◆ **Set task**:
Transcribe the material word for word, but without the images.

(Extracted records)

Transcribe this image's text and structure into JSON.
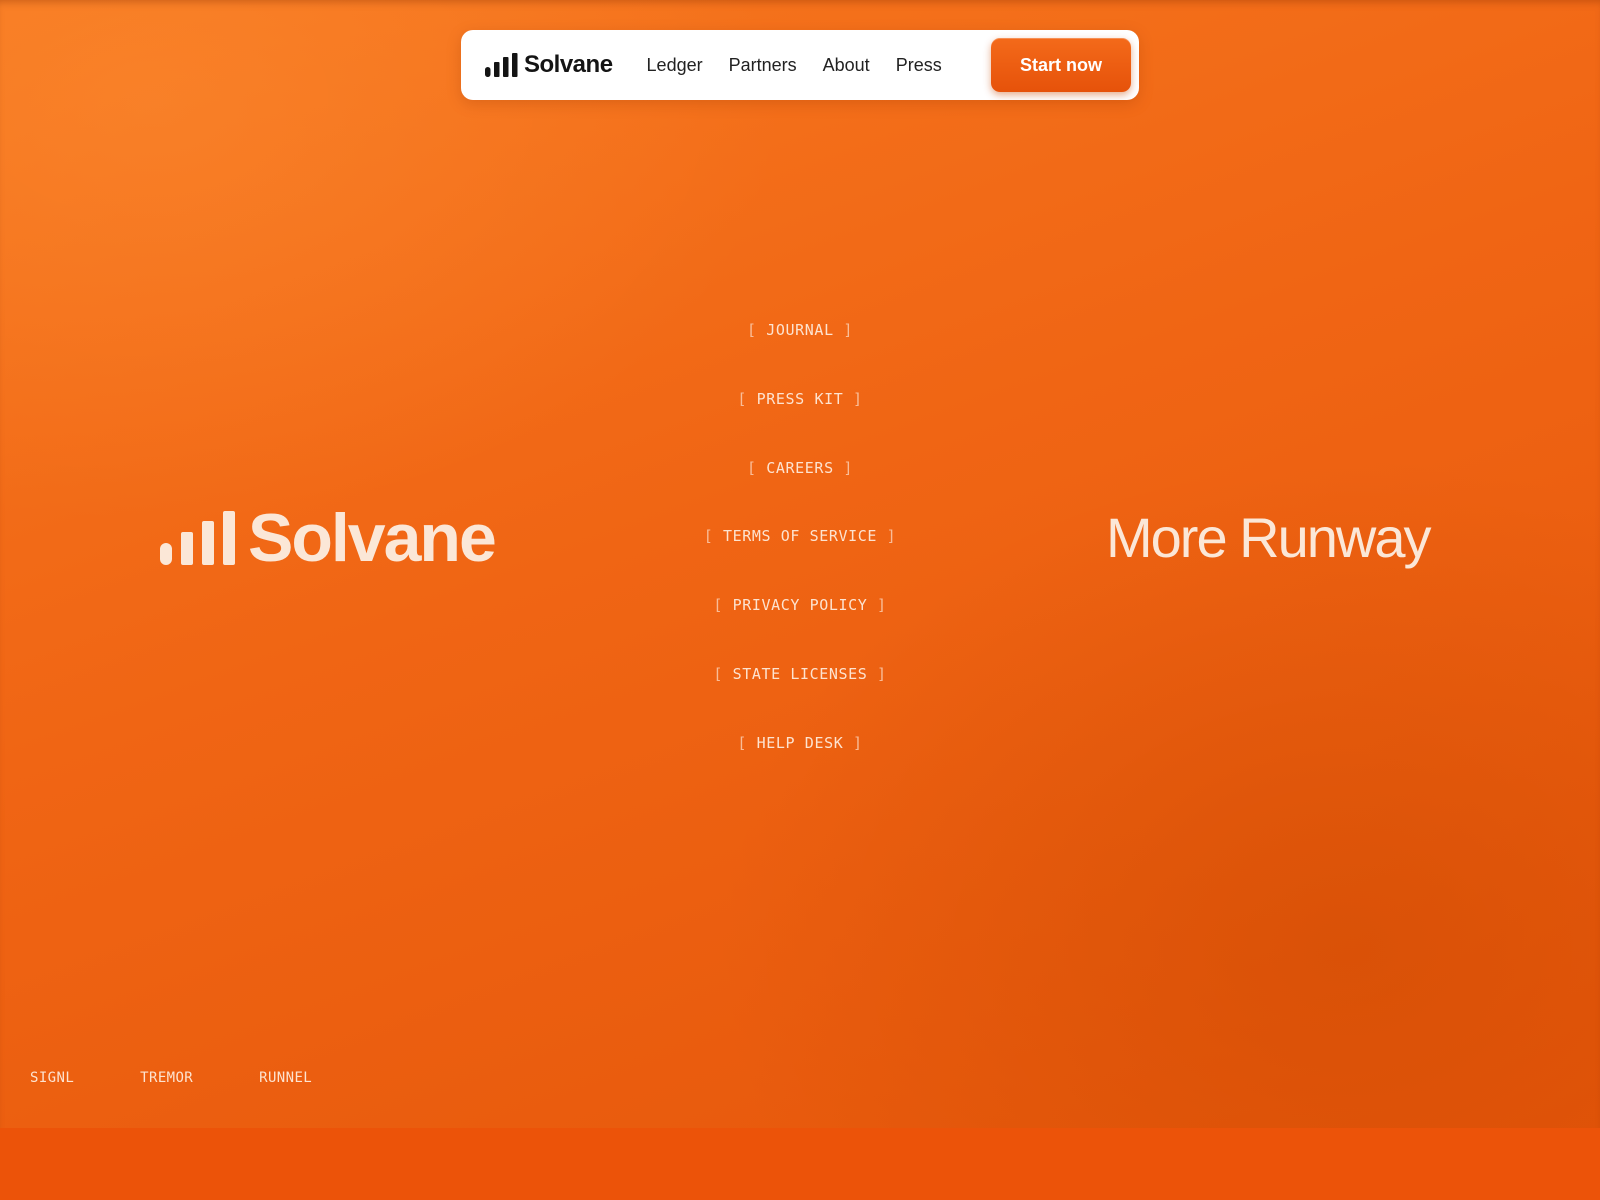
{
  "brand": {
    "name": "Solvane",
    "logo_icon": "signal-bars-icon"
  },
  "nav": {
    "links": [
      {
        "label": "Ledger"
      },
      {
        "label": "Partners"
      },
      {
        "label": "About"
      },
      {
        "label": "Press"
      }
    ],
    "cta_label": "Start now"
  },
  "hero": {
    "tagline": "More Runway"
  },
  "footer": {
    "links": [
      {
        "label": "JOURNAL"
      },
      {
        "label": "PRESS KIT"
      },
      {
        "label": "CAREERS"
      },
      {
        "label": "TERMS OF SERVICE"
      },
      {
        "label": "PRIVACY POLICY"
      },
      {
        "label": "STATE LICENSES"
      },
      {
        "label": "HELP DESK"
      }
    ],
    "partners": [
      {
        "label": "SIGNL"
      },
      {
        "label": "TREMOR"
      },
      {
        "label": "RUNNEL"
      }
    ]
  },
  "colors": {
    "accent": "#f06514",
    "cta": "#ec5a0f",
    "text_light": "#fbe7d7",
    "text_dark": "#141414"
  }
}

◆ **Task output**:
Transcribe this image's text and structure into JSON.
{
  "brand": {
    "name": "Solvane",
    "logo_icon": "signal-bars-icon"
  },
  "nav": {
    "links": [
      {
        "label": "Ledger"
      },
      {
        "label": "Partners"
      },
      {
        "label": "About"
      },
      {
        "label": "Press"
      }
    ],
    "cta_label": "Start now"
  },
  "hero": {
    "tagline": "More Runway"
  },
  "footer": {
    "links": [
      {
        "label": "JOURNAL"
      },
      {
        "label": "PRESS KIT"
      },
      {
        "label": "CAREERS"
      },
      {
        "label": "TERMS OF SERVICE"
      },
      {
        "label": "PRIVACY POLICY"
      },
      {
        "label": "STATE LICENSES"
      },
      {
        "label": "HELP DESK"
      }
    ],
    "partners": [
      {
        "label": "SIGNL"
      },
      {
        "label": "TREMOR"
      },
      {
        "label": "RUNNEL"
      }
    ]
  },
  "colors": {
    "accent": "#f06514",
    "cta": "#ec5a0f",
    "text_light": "#fbe7d7",
    "text_dark": "#141414"
  }
}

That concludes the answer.